Source material ->

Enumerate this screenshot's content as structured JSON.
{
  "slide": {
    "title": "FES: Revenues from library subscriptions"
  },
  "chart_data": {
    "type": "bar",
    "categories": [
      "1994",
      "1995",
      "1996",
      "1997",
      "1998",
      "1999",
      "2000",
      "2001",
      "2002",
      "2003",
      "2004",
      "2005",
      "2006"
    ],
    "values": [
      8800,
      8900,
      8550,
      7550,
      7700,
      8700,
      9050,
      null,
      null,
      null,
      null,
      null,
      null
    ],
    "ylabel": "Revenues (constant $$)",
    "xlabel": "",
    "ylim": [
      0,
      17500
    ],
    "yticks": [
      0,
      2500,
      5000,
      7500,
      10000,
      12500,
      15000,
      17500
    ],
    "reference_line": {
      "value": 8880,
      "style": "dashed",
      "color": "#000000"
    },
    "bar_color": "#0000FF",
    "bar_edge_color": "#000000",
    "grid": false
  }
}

Work required -> Determine how many lines of the listing hold the word "Revenues" and reply with that figure alone.

Output for this task -> 2